(EXERCISE DIRECTIONS): Retype every line of the records below precisely as it appears.

[Element location data]
'''
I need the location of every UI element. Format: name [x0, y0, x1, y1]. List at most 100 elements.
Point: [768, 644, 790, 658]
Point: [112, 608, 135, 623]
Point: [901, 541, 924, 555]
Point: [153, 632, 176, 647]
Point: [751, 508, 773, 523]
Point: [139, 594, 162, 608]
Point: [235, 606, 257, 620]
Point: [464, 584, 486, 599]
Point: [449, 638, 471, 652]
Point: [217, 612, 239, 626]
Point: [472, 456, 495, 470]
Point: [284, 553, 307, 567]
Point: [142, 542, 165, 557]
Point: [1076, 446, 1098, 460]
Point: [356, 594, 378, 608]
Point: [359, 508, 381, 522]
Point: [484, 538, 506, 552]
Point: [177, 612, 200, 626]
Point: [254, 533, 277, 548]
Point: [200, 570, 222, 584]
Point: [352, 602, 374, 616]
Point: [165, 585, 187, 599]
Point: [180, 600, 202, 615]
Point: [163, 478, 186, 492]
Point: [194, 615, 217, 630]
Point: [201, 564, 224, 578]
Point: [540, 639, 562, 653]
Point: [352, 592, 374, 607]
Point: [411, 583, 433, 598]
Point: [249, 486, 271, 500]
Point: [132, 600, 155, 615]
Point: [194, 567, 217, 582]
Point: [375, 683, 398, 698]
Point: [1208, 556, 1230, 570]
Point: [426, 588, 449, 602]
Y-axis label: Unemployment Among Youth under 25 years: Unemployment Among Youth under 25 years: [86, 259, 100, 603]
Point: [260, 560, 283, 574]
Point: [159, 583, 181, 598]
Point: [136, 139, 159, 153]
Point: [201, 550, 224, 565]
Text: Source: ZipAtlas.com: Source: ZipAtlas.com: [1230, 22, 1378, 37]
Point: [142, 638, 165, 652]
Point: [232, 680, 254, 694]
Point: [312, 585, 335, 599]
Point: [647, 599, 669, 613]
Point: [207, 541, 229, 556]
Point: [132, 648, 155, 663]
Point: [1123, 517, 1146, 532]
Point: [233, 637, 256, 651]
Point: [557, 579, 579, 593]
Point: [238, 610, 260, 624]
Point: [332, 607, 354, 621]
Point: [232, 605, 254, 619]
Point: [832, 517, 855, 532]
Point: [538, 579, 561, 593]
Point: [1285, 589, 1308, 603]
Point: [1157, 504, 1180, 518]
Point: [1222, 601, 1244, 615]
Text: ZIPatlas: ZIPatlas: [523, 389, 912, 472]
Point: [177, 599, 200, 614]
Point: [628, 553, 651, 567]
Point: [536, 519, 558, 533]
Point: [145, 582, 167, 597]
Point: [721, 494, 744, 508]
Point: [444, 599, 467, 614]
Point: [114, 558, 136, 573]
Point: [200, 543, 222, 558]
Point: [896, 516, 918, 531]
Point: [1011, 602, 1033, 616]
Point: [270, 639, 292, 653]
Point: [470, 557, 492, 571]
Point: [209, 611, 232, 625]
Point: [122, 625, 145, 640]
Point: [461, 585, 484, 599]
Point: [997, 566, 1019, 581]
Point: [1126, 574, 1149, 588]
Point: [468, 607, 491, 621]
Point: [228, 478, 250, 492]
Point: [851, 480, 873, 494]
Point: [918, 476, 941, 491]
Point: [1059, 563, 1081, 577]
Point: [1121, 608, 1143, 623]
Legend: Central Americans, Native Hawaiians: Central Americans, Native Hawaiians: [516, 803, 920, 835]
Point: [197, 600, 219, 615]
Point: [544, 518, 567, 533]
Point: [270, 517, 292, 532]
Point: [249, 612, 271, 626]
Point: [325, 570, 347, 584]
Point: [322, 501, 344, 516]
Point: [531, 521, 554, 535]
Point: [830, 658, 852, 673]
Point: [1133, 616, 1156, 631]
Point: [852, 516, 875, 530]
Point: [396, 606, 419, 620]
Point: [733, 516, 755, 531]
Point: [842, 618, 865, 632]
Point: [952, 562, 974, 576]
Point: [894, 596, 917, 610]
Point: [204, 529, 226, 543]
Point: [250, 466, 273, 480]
'''
(OUTPUT FOR THIS TASK):
I need the location of every UI element. Format: name [x0, y0, x1, y1]. List at most 100 elements.
Point: [768, 644, 790, 658]
Point: [112, 608, 135, 623]
Point: [901, 541, 924, 555]
Point: [153, 632, 176, 647]
Point: [751, 508, 773, 523]
Point: [139, 594, 162, 608]
Point: [235, 606, 257, 620]
Point: [464, 584, 486, 599]
Point: [449, 638, 471, 652]
Point: [217, 612, 239, 626]
Point: [472, 456, 495, 470]
Point: [284, 553, 307, 567]
Point: [142, 542, 165, 557]
Point: [1076, 446, 1098, 460]
Point: [356, 594, 378, 608]
Point: [359, 508, 381, 522]
Point: [484, 538, 506, 552]
Point: [177, 612, 200, 626]
Point: [254, 533, 277, 548]
Point: [200, 570, 222, 584]
Point: [352, 602, 374, 616]
Point: [165, 585, 187, 599]
Point: [180, 600, 202, 615]
Point: [163, 478, 186, 492]
Point: [194, 615, 217, 630]
Point: [201, 564, 224, 578]
Point: [540, 639, 562, 653]
Point: [352, 592, 374, 607]
Point: [411, 583, 433, 598]
Point: [249, 486, 271, 500]
Point: [132, 600, 155, 615]
Point: [194, 567, 217, 582]
Point: [375, 683, 398, 698]
Point: [1208, 556, 1230, 570]
Point: [426, 588, 449, 602]
Y-axis label: Unemployment Among Youth under 25 years: Unemployment Among Youth under 25 years: [86, 259, 100, 603]
Point: [260, 560, 283, 574]
Point: [159, 583, 181, 598]
Point: [136, 139, 159, 153]
Point: [201, 550, 224, 565]
Text: Source: ZipAtlas.com: Source: ZipAtlas.com: [1230, 22, 1378, 37]
Point: [142, 638, 165, 652]
Point: [232, 680, 254, 694]
Point: [312, 585, 335, 599]
Point: [647, 599, 669, 613]
Point: [207, 541, 229, 556]
Point: [132, 648, 155, 663]
Point: [1123, 517, 1146, 532]
Point: [233, 637, 256, 651]
Point: [557, 579, 579, 593]
Point: [238, 610, 260, 624]
Point: [332, 607, 354, 621]
Point: [232, 605, 254, 619]
Point: [832, 517, 855, 532]
Point: [538, 579, 561, 593]
Point: [1285, 589, 1308, 603]
Point: [1157, 504, 1180, 518]
Point: [1222, 601, 1244, 615]
Text: ZIPatlas: ZIPatlas: [523, 389, 912, 472]
Point: [177, 599, 200, 614]
Point: [628, 553, 651, 567]
Point: [536, 519, 558, 533]
Point: [145, 582, 167, 597]
Point: [721, 494, 744, 508]
Point: [444, 599, 467, 614]
Point: [114, 558, 136, 573]
Point: [200, 543, 222, 558]
Point: [896, 516, 918, 531]
Point: [1011, 602, 1033, 616]
Point: [270, 639, 292, 653]
Point: [470, 557, 492, 571]
Point: [209, 611, 232, 625]
Point: [122, 625, 145, 640]
Point: [461, 585, 484, 599]
Point: [997, 566, 1019, 581]
Point: [1126, 574, 1149, 588]
Point: [468, 607, 491, 621]
Point: [228, 478, 250, 492]
Point: [851, 480, 873, 494]
Point: [918, 476, 941, 491]
Point: [1059, 563, 1081, 577]
Point: [1121, 608, 1143, 623]
Legend: Central Americans, Native Hawaiians: Central Americans, Native Hawaiians: [516, 803, 920, 835]
Point: [197, 600, 219, 615]
Point: [544, 518, 567, 533]
Point: [270, 517, 292, 532]
Point: [249, 612, 271, 626]
Point: [325, 570, 347, 584]
Point: [322, 501, 344, 516]
Point: [531, 521, 554, 535]
Point: [830, 658, 852, 673]
Point: [1133, 616, 1156, 631]
Point: [852, 516, 875, 530]
Point: [396, 606, 419, 620]
Point: [733, 516, 755, 531]
Point: [842, 618, 865, 632]
Point: [952, 562, 974, 576]
Point: [894, 596, 917, 610]
Point: [204, 529, 226, 543]
Point: [250, 466, 273, 480]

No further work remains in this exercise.